→ **Exercise aim**
The records below must be copied in full; omit the images.

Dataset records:
===============

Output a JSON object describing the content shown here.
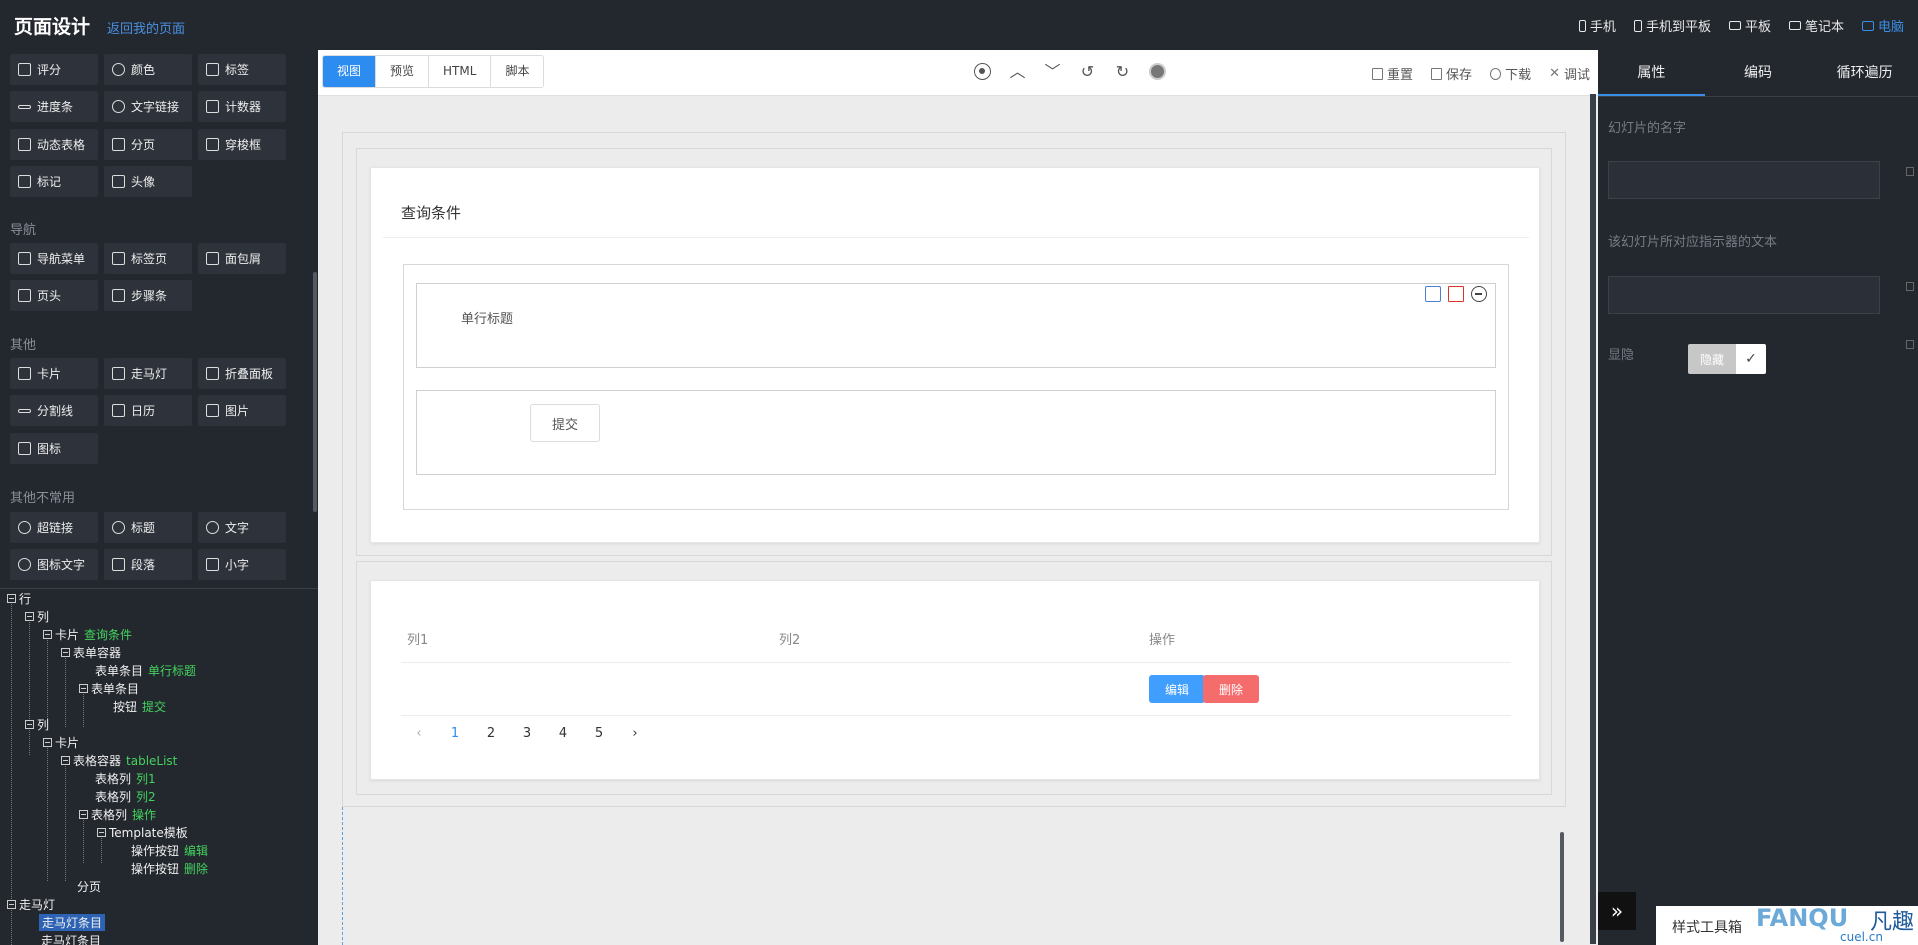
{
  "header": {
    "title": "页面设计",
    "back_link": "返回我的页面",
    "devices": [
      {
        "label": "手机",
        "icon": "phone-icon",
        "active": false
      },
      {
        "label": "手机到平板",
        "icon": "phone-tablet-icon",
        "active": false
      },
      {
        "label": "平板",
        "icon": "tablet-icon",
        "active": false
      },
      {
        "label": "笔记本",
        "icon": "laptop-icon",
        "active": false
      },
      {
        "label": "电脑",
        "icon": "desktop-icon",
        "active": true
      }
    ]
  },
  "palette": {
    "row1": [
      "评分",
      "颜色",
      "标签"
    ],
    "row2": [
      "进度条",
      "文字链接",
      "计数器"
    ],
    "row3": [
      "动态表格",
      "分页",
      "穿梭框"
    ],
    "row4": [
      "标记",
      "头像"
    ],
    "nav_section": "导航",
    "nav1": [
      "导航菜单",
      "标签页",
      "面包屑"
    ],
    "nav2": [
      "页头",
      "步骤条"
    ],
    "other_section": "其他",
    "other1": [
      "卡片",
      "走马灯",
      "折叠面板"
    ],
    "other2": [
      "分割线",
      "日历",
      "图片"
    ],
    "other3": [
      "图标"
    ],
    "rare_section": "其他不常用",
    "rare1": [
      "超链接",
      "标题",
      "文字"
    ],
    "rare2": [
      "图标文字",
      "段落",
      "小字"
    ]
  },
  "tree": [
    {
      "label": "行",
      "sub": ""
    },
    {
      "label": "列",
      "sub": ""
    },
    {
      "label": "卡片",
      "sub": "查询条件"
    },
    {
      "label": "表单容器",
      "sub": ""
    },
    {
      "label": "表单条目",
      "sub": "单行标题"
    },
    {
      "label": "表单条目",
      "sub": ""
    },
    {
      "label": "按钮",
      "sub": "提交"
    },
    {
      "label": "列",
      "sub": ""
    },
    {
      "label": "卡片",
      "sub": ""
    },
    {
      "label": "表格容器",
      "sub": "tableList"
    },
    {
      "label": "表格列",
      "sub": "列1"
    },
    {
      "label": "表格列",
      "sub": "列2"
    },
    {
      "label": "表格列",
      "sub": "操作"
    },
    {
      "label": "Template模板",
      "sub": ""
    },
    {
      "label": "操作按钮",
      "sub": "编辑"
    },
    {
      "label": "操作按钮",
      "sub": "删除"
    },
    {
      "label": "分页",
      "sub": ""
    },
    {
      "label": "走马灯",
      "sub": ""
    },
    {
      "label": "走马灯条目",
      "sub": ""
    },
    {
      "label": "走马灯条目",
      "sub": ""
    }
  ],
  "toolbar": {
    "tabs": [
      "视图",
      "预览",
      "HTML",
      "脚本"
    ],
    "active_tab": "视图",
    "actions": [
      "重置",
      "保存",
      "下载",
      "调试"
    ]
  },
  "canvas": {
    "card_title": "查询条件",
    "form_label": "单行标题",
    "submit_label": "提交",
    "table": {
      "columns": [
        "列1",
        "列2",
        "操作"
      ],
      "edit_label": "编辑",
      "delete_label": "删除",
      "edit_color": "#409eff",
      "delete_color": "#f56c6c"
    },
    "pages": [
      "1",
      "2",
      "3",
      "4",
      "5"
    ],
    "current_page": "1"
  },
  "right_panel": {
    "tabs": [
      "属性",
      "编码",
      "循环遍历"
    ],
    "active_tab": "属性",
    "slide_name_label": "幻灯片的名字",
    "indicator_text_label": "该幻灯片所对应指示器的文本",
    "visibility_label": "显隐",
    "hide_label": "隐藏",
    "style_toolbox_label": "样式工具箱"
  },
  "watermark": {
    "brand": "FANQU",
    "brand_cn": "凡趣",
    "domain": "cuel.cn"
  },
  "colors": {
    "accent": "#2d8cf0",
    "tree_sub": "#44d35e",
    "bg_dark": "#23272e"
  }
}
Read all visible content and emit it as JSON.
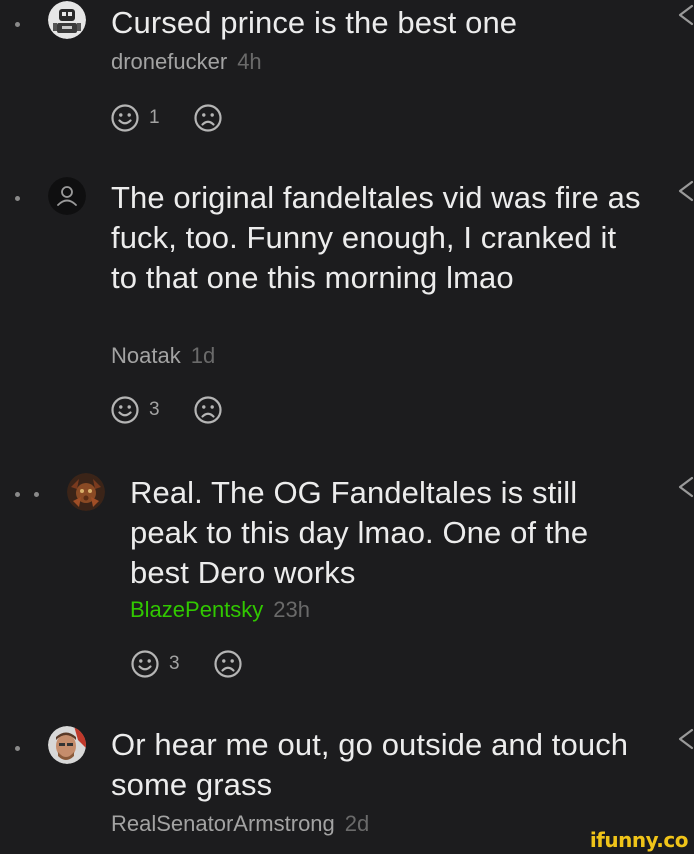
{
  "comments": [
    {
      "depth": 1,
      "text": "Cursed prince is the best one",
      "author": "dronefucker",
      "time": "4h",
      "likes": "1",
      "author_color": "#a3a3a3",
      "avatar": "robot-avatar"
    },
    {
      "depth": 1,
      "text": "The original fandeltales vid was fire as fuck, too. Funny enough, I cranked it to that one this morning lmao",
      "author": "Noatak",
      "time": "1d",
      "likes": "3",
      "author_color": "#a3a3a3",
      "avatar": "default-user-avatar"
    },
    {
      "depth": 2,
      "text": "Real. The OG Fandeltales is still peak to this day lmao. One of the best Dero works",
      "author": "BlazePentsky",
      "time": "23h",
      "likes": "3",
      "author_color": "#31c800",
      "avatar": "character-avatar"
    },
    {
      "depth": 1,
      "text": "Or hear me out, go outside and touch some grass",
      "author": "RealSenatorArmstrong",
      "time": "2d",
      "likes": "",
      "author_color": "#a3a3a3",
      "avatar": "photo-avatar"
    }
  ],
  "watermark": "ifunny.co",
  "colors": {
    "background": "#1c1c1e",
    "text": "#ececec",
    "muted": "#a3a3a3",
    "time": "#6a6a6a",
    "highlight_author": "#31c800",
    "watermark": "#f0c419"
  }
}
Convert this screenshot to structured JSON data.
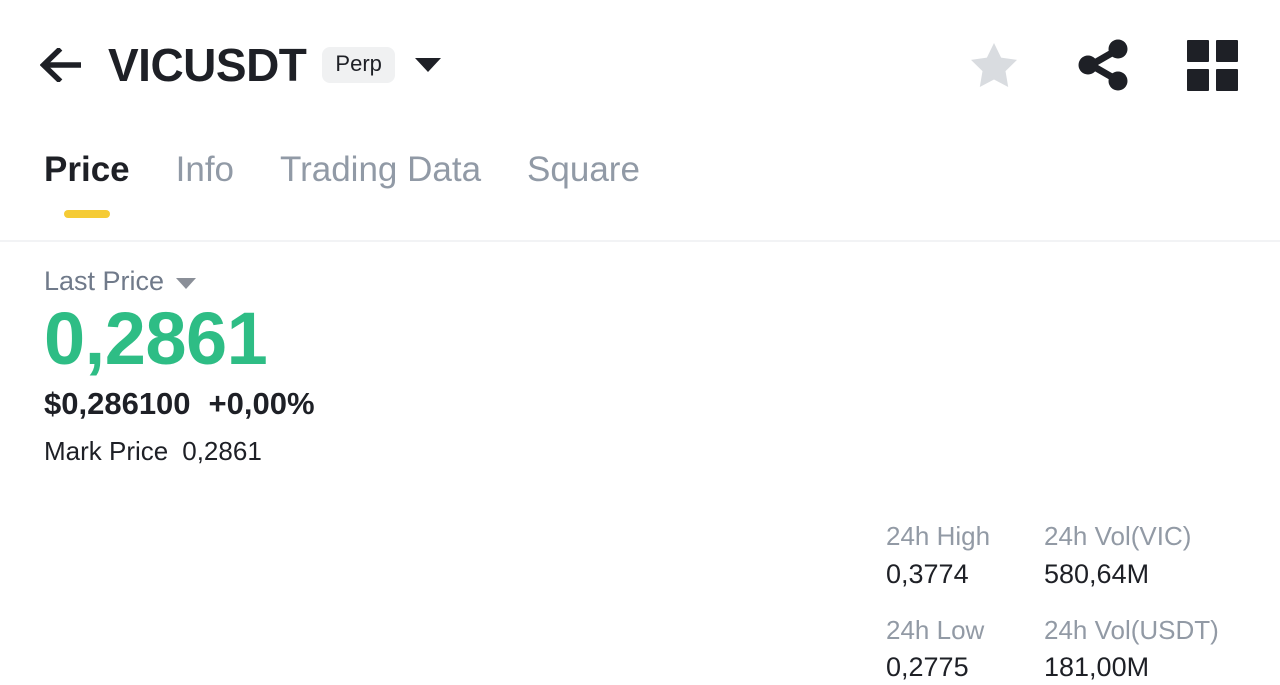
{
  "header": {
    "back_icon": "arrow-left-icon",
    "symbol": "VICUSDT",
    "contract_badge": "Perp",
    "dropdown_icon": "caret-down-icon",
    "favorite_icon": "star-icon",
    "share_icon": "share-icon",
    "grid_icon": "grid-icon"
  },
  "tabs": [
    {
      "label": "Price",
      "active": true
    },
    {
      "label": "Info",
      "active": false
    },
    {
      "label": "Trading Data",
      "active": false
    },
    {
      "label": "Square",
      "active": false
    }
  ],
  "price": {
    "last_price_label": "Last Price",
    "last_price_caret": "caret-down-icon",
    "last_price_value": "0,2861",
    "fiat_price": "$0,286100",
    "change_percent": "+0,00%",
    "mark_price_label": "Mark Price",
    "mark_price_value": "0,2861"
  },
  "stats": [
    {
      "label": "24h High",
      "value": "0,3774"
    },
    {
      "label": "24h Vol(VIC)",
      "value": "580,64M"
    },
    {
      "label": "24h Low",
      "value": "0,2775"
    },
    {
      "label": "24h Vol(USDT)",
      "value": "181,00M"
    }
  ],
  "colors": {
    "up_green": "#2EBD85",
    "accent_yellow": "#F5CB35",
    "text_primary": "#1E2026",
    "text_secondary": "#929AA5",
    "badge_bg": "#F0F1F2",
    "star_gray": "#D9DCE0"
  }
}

===============

→ **Complete output**
Output a JSON object describing the content shown here.
{
  "header": {
    "title": "页面设计",
    "back_link": "返回我的页面",
    "devices": [
      {
        "label": "手机",
        "icon": "phone-icon",
        "active": false
      },
      {
        "label": "手机到平板",
        "icon": "phone-tablet-icon",
        "active": false
      },
      {
        "label": "平板",
        "icon": "tablet-icon",
        "active": false
      },
      {
        "label": "笔记本",
        "icon": "laptop-icon",
        "active": false
      },
      {
        "label": "电脑",
        "icon": "desktop-icon",
        "active": true
      }
    ]
  },
  "palette": {
    "row1": [
      "评分",
      "颜色",
      "标签"
    ],
    "row2": [
      "进度条",
      "文字链接",
      "计数器"
    ],
    "row3": [
      "动态表格",
      "分页",
      "穿梭框"
    ],
    "row4": [
      "标记",
      "头像"
    ],
    "nav_section": "导航",
    "nav1": [
      "导航菜单",
      "标签页",
      "面包屑"
    ],
    "nav2": [
      "页头",
      "步骤条"
    ],
    "other_section": "其他",
    "other1": [
      "卡片",
      "走马灯",
      "折叠面板"
    ],
    "other2": [
      "分割线",
      "日历",
      "图片"
    ],
    "other3": [
      "图标"
    ],
    "rare_section": "其他不常用",
    "rare1": [
      "超链接",
      "标题",
      "文字"
    ],
    "rare2": [
      "图标文字",
      "段落",
      "小字"
    ]
  },
  "tree": [
    {
      "label": "行",
      "sub": ""
    },
    {
      "label": "列",
      "sub": ""
    },
    {
      "label": "卡片",
      "sub": "查询条件"
    },
    {
      "label": "表单容器",
      "sub": ""
    },
    {
      "label": "表单条目",
      "sub": "单行标题"
    },
    {
      "label": "表单条目",
      "sub": ""
    },
    {
      "label": "按钮",
      "sub": "提交"
    },
    {
      "label": "列",
      "sub": ""
    },
    {
      "label": "卡片",
      "sub": ""
    },
    {
      "label": "表格容器",
      "sub": "tableList"
    },
    {
      "label": "表格列",
      "sub": "列1"
    },
    {
      "label": "表格列",
      "sub": "列2"
    },
    {
      "label": "表格列",
      "sub": "操作"
    },
    {
      "label": "Template模板",
      "sub": ""
    },
    {
      "label": "操作按钮",
      "sub": "编辑"
    },
    {
      "label": "操作按钮",
      "sub": "删除"
    },
    {
      "label": "分页",
      "sub": ""
    },
    {
      "label": "走马灯",
      "sub": ""
    },
    {
      "label": "走马灯条目",
      "sub": ""
    },
    {
      "label": "走马灯条目",
      "sub": ""
    }
  ],
  "toolbar": {
    "tabs": [
      "视图",
      "预览",
      "HTML",
      "脚本"
    ],
    "active_tab": "视图",
    "actions": [
      "重置",
      "保存",
      "下载",
      "调试"
    ]
  },
  "canvas": {
    "card_title": "查询条件",
    "form_label": "单行标题",
    "submit_label": "提交",
    "table": {
      "columns": [
        "列1",
        "列2",
        "操作"
      ],
      "edit_label": "编辑",
      "delete_label": "删除",
      "edit_color": "#409eff",
      "delete_color": "#f56c6c"
    },
    "pages": [
      "1",
      "2",
      "3",
      "4",
      "5"
    ],
    "current_page": "1"
  },
  "right_panel": {
    "tabs": [
      "属性",
      "编码",
      "循环遍历"
    ],
    "active_tab": "属性",
    "slide_name_label": "幻灯片的名字",
    "indicator_text_label": "该幻灯片所对应指示器的文本",
    "visibility_label": "显隐",
    "hide_label": "隐藏",
    "style_toolbox_label": "样式工具箱"
  },
  "watermark": {
    "brand": "FANQU",
    "brand_cn": "凡趣",
    "domain": "cuel.cn"
  },
  "colors": {
    "accent": "#2d8cf0",
    "tree_sub": "#44d35e",
    "bg_dark": "#23272e"
  }
}
Read all visible content and emit it as JSON.
{
  "comments": [
    {
      "depth": 1,
      "text": "Cursed prince is the best one",
      "author": "dronefucker",
      "time": "4h",
      "likes": "1",
      "author_color": "#a3a3a3",
      "avatar": "robot-avatar"
    },
    {
      "depth": 1,
      "text": "The original fandeltales vid was fire as fuck, too. Funny enough, I cranked it to that one this morning lmao",
      "author": "Noatak",
      "time": "1d",
      "likes": "3",
      "author_color": "#a3a3a3",
      "avatar": "default-user-avatar"
    },
    {
      "depth": 2,
      "text": "Real. The OG Fandeltales is still peak to this day lmao. One of the best Dero works",
      "author": "BlazePentsky",
      "time": "23h",
      "likes": "3",
      "author_color": "#31c800",
      "avatar": "character-avatar"
    },
    {
      "depth": 1,
      "text": "Or hear me out, go outside and touch some grass",
      "author": "RealSenatorArmstrong",
      "time": "2d",
      "likes": "",
      "author_color": "#a3a3a3",
      "avatar": "photo-avatar"
    }
  ],
  "watermark": "ifunny.co",
  "colors": {
    "background": "#1c1c1e",
    "text": "#ececec",
    "muted": "#a3a3a3",
    "time": "#6a6a6a",
    "highlight_author": "#31c800",
    "watermark": "#f0c419"
  }
}
Convert this screenshot to structured JSON data.
{
  "header": {
    "back_icon": "arrow-left-icon",
    "symbol": "VICUSDT",
    "contract_badge": "Perp",
    "dropdown_icon": "caret-down-icon",
    "favorite_icon": "star-icon",
    "share_icon": "share-icon",
    "grid_icon": "grid-icon"
  },
  "tabs": [
    {
      "label": "Price",
      "active": true
    },
    {
      "label": "Info",
      "active": false
    },
    {
      "label": "Trading Data",
      "active": false
    },
    {
      "label": "Square",
      "active": false
    }
  ],
  "price": {
    "last_price_label": "Last Price",
    "last_price_caret": "caret-down-icon",
    "last_price_value": "0,2861",
    "fiat_price": "$0,286100",
    "change_percent": "+0,00%",
    "mark_price_label": "Mark Price",
    "mark_price_value": "0,2861"
  },
  "stats": [
    {
      "label": "24h High",
      "value": "0,3774"
    },
    {
      "label": "24h Vol(VIC)",
      "value": "580,64M"
    },
    {
      "label": "24h Low",
      "value": "0,2775"
    },
    {
      "label": "24h Vol(USDT)",
      "value": "181,00M"
    }
  ],
  "colors": {
    "up_green": "#2EBD85",
    "accent_yellow": "#F5CB35",
    "text_primary": "#1E2026",
    "text_secondary": "#929AA5",
    "badge_bg": "#F0F1F2",
    "star_gray": "#D9DCE0"
  }
}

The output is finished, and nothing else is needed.